◆ **EXERCISE TASK**: For this exercise, copy out each line of the material below that includes "every".

— start of THE RECORDS —

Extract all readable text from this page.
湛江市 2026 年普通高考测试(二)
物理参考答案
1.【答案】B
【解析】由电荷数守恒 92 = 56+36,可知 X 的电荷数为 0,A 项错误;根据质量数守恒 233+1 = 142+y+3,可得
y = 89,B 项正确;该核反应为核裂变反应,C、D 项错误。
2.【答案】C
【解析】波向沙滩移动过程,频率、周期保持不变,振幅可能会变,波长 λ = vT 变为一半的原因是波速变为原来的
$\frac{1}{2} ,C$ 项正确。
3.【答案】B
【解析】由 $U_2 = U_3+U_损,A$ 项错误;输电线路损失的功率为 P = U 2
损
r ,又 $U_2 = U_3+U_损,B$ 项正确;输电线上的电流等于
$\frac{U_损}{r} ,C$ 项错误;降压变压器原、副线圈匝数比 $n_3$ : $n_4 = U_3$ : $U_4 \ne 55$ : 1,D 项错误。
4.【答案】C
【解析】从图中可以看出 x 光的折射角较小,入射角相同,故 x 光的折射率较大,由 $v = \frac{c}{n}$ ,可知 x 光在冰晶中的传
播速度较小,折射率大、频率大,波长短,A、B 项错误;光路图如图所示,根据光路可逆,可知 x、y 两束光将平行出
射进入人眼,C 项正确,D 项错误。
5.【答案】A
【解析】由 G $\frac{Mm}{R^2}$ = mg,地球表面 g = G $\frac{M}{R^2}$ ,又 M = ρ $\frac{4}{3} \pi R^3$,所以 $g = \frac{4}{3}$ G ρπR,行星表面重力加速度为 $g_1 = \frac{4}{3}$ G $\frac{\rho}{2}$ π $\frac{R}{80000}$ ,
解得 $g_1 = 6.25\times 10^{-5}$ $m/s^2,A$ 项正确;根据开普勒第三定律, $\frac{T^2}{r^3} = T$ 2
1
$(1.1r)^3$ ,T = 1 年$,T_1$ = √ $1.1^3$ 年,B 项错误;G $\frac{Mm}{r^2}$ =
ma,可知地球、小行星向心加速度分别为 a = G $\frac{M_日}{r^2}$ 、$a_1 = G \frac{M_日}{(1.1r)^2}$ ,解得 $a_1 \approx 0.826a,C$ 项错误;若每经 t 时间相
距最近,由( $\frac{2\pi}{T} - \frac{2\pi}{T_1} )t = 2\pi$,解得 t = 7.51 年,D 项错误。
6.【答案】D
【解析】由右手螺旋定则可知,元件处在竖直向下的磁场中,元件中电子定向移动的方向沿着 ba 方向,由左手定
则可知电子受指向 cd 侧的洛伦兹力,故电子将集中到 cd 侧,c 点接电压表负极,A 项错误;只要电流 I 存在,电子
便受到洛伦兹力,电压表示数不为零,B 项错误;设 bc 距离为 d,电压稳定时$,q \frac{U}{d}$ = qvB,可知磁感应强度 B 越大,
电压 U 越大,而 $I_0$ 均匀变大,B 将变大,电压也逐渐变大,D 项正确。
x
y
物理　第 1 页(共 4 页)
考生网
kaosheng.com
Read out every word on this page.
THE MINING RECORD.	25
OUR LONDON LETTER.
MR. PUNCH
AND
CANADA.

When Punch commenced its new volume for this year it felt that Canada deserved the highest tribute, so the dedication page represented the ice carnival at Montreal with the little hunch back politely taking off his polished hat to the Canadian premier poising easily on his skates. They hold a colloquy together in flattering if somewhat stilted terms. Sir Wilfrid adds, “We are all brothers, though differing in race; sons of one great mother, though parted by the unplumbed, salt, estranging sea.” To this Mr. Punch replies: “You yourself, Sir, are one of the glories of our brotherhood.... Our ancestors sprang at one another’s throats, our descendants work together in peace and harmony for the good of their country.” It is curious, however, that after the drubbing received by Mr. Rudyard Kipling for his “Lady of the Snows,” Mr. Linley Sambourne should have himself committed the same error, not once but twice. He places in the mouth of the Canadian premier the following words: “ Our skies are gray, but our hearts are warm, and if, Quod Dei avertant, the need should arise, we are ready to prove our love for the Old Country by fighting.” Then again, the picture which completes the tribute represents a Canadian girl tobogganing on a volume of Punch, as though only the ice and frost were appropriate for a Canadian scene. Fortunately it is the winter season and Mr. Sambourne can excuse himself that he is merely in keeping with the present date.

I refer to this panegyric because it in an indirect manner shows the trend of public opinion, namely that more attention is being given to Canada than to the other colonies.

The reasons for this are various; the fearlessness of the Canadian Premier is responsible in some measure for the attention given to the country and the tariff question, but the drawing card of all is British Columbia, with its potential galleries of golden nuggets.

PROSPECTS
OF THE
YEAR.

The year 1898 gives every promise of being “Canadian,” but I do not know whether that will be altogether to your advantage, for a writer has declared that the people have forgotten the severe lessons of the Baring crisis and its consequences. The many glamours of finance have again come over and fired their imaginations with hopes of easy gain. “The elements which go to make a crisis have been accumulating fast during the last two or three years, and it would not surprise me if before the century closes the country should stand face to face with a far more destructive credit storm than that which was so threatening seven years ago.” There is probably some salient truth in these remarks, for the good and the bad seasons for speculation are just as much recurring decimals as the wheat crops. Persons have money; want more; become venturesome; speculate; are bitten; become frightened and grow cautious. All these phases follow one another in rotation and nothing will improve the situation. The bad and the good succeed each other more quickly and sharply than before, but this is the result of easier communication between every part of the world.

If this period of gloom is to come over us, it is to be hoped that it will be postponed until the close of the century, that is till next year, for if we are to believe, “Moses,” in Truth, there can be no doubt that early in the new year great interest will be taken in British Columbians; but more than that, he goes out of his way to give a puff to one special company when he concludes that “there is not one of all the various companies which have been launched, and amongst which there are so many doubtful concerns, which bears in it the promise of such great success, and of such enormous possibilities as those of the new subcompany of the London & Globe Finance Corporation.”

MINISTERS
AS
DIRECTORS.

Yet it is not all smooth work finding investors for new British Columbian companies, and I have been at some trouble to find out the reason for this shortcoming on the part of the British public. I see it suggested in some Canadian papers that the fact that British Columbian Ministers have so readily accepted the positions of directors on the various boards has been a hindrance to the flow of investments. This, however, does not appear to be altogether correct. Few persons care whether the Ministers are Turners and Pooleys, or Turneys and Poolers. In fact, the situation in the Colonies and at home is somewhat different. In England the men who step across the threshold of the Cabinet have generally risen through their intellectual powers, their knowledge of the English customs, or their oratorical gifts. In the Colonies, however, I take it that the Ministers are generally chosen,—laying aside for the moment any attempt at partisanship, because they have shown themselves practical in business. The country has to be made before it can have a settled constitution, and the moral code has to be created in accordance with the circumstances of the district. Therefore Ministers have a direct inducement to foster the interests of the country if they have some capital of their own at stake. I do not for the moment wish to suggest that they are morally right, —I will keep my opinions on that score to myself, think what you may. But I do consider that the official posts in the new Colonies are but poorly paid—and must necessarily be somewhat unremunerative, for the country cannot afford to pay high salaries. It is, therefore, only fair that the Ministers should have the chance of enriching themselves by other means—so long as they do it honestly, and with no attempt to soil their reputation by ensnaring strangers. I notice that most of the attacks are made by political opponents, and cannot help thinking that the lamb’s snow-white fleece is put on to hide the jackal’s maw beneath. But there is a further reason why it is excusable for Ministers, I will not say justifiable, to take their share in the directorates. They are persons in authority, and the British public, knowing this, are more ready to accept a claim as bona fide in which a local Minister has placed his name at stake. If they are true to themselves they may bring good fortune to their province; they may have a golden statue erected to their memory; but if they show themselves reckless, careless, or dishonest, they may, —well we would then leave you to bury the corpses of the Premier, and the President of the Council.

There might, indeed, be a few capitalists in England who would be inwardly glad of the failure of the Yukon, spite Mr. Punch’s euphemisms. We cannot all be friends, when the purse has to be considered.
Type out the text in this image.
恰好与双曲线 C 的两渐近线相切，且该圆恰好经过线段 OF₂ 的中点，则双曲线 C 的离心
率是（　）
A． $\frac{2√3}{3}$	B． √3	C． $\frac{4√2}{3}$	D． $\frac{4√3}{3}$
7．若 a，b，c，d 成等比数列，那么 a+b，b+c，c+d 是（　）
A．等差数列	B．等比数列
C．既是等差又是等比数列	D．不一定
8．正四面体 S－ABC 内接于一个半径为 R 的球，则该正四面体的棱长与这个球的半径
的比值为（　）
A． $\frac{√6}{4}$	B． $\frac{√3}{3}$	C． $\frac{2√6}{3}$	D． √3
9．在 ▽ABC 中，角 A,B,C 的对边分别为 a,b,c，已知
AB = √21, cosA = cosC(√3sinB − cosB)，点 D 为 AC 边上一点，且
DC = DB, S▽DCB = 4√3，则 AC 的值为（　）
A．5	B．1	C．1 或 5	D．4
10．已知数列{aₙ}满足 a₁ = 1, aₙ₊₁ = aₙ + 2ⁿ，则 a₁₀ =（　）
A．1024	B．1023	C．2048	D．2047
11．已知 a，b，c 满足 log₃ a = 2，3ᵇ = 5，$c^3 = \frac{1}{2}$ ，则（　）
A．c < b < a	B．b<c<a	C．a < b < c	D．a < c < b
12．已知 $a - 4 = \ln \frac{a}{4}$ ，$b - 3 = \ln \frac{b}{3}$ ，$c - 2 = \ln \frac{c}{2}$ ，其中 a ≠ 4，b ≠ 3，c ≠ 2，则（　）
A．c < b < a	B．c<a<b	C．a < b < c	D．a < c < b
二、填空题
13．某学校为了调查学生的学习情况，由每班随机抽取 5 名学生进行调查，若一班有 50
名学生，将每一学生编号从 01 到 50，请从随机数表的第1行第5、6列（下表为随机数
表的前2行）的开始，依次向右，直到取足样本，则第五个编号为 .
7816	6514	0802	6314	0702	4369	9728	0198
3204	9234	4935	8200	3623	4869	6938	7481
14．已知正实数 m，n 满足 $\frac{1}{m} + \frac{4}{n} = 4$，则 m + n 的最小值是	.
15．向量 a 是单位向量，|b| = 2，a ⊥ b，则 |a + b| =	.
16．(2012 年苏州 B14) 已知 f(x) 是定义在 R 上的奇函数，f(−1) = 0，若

— end of THE RECORDS —

◆ **SOLUTION FOR THIS EXERCISE**:
Read out every word on this page.
The year 1898 gives every promise of being “Canadian,” but I do not know whether that will be altogether to your advantage, for a writer has declared that the people have forgotten the severe lessons of the Baring crisis and its consequences. The many glamours of finance have again come over and fired their imaginations with hopes of easy gain. “The elements which go to make a crisis have been accumulating fast during the last two or three years, and it would not surprise me if before the century closes the country should stand face to face with a far more destructive credit storm than that which was so threatening seven years ago.” There is probably some salient truth in these remarks, for the good and the bad seasons for speculation are just as much recurring decimals as the wheat crops. Persons have money; want more; become venturesome; speculate; are bitten; become frightened and grow cautious. All these phases follow one another in rotation and nothing will improve the situation. The bad and the good succeed each other more quickly and sharply than before, but this is the result of easier communication between every part of the world.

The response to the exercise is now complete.